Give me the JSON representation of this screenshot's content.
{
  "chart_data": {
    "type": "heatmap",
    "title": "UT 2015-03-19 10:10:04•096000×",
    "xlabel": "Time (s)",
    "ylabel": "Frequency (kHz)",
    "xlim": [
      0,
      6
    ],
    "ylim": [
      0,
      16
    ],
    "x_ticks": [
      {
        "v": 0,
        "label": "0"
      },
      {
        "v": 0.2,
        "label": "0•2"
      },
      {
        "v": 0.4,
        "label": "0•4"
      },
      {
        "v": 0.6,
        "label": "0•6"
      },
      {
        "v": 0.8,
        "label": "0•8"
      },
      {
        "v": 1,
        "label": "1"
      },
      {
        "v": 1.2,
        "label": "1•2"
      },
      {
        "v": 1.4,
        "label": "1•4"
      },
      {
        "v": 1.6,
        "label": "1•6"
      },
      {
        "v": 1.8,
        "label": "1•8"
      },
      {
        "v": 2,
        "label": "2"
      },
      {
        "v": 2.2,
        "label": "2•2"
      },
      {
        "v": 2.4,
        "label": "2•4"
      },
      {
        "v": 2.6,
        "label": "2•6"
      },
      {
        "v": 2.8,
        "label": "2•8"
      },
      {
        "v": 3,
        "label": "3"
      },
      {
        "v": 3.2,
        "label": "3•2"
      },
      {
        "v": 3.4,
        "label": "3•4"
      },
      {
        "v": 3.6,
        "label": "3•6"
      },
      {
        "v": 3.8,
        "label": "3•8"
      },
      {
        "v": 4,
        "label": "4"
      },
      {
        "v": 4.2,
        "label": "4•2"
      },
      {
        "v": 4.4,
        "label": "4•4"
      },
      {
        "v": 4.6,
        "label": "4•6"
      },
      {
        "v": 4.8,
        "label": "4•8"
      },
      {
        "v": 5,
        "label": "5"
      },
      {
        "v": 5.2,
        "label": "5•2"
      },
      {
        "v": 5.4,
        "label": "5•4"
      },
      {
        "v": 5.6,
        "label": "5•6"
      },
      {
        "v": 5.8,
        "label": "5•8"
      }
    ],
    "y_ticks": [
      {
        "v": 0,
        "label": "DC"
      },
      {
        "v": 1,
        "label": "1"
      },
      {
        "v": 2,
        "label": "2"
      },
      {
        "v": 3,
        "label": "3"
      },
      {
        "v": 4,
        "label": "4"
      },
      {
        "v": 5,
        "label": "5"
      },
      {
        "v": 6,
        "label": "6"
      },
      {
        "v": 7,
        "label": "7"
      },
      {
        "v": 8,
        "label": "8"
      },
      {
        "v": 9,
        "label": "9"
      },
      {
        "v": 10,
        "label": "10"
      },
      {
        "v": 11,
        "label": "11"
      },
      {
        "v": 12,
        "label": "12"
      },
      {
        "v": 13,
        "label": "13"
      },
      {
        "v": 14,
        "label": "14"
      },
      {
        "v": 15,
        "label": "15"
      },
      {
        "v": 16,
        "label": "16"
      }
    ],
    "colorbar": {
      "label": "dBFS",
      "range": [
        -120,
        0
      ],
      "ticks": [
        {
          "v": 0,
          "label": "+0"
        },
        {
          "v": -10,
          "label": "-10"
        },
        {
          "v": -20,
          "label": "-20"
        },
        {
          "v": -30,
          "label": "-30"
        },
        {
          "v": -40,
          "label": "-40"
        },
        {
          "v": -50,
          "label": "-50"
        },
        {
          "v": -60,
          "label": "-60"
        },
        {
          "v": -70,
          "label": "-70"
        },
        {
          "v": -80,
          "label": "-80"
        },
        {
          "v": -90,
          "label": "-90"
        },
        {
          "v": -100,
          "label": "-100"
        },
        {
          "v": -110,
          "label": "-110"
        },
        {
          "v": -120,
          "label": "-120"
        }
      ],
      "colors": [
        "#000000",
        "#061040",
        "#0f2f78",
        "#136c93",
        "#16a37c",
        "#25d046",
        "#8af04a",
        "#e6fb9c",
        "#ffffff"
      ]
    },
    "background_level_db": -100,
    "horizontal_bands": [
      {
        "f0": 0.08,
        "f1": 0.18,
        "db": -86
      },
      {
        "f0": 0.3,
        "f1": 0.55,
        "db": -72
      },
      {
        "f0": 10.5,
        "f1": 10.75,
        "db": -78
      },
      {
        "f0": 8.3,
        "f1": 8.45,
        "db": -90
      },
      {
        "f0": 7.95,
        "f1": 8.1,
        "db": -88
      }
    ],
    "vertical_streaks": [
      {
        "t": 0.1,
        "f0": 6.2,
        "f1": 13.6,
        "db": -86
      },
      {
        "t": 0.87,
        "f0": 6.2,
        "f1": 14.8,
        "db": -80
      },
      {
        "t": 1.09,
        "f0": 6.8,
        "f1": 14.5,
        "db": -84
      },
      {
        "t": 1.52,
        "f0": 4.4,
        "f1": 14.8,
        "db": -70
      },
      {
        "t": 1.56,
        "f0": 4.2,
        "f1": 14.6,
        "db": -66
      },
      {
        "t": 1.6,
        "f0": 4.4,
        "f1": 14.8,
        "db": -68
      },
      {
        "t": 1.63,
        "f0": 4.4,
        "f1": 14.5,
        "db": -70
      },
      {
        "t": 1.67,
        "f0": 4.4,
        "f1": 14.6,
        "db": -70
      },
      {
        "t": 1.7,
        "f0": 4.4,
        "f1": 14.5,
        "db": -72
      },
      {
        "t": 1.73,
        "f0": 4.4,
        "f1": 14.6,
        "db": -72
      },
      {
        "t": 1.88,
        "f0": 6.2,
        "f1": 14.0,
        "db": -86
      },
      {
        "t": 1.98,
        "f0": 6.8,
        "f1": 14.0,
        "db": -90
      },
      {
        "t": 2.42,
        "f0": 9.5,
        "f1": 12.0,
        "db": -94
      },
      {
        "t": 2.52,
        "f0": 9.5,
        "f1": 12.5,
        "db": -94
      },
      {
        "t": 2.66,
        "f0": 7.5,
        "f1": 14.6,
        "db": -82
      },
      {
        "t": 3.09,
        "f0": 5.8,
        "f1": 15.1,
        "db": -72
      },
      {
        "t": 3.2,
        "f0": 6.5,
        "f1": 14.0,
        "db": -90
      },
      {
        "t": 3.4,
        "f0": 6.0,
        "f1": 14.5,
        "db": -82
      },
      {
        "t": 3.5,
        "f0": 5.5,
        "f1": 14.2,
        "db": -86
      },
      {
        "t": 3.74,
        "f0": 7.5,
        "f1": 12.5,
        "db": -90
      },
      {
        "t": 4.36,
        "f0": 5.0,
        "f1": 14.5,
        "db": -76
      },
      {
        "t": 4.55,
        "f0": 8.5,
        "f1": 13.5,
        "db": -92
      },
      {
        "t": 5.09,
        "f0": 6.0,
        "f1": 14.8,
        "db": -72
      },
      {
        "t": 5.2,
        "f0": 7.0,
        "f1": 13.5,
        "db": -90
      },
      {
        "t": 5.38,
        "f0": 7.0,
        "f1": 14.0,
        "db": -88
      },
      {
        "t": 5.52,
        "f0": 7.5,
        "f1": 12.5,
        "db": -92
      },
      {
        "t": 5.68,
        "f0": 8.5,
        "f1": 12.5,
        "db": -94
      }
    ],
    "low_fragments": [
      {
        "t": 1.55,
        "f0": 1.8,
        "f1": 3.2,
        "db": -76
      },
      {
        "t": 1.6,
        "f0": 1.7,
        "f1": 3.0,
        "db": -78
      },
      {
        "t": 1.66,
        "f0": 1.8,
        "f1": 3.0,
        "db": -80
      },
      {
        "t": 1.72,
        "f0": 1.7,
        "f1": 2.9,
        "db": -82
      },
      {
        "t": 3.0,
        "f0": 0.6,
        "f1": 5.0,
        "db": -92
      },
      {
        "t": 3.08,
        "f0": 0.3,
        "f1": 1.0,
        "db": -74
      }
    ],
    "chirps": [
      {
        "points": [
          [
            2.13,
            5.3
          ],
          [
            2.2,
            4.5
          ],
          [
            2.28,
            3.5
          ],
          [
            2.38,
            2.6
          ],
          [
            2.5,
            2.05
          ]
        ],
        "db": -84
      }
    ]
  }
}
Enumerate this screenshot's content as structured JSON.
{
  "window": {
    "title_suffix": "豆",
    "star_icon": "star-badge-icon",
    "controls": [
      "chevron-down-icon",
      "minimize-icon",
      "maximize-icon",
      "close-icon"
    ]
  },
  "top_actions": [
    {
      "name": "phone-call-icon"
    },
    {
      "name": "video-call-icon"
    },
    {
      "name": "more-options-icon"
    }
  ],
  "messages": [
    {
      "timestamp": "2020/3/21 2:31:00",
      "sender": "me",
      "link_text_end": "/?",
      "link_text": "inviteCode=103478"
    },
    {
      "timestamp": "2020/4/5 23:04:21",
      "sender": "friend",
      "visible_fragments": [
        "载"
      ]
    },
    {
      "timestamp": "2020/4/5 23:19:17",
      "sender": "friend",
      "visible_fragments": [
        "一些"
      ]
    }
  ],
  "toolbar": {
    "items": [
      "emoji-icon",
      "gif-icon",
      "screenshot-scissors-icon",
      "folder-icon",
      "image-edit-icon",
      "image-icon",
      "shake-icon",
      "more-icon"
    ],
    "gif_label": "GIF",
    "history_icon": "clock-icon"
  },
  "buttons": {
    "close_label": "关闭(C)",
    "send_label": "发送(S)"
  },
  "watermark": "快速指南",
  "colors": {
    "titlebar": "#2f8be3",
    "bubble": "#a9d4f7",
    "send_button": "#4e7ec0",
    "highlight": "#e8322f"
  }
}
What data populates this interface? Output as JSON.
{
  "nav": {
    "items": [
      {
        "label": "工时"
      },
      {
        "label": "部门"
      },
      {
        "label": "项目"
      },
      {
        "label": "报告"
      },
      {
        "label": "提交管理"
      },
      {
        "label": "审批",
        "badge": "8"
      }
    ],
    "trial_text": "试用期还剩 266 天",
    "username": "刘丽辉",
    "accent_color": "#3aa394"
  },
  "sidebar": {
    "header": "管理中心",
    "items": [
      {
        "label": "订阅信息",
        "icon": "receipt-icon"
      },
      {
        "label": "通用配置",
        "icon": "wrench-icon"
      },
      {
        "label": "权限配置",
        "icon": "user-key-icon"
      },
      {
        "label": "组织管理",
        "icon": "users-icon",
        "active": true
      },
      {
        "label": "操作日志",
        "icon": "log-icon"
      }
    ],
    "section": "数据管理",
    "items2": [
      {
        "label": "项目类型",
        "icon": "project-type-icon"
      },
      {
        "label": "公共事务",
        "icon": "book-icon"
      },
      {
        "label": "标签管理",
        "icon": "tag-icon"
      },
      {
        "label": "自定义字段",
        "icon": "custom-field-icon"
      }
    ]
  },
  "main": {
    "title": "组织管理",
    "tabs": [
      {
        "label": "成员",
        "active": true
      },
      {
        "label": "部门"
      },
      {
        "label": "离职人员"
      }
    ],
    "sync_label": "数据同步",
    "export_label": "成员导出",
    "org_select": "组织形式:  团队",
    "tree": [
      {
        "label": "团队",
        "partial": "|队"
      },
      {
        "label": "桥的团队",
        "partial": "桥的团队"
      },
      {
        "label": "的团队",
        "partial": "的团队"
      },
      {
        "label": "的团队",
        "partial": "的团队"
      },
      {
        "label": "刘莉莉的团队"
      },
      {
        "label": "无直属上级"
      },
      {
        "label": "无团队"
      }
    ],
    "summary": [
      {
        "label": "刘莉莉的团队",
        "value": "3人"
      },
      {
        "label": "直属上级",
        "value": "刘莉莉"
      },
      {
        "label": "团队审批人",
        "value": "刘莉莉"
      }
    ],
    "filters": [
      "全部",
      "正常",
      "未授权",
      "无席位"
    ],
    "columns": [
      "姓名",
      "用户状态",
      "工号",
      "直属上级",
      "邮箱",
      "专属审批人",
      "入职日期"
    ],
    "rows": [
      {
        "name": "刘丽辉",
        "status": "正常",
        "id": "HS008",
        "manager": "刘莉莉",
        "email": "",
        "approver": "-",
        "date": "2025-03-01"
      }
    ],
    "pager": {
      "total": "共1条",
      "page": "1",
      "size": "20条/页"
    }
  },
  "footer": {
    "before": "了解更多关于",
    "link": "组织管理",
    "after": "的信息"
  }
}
::::
Your task: Gather each line of the records holding the string "type".

The completed task:
    "type": "heatmap",
        "icon": "project-type-icon"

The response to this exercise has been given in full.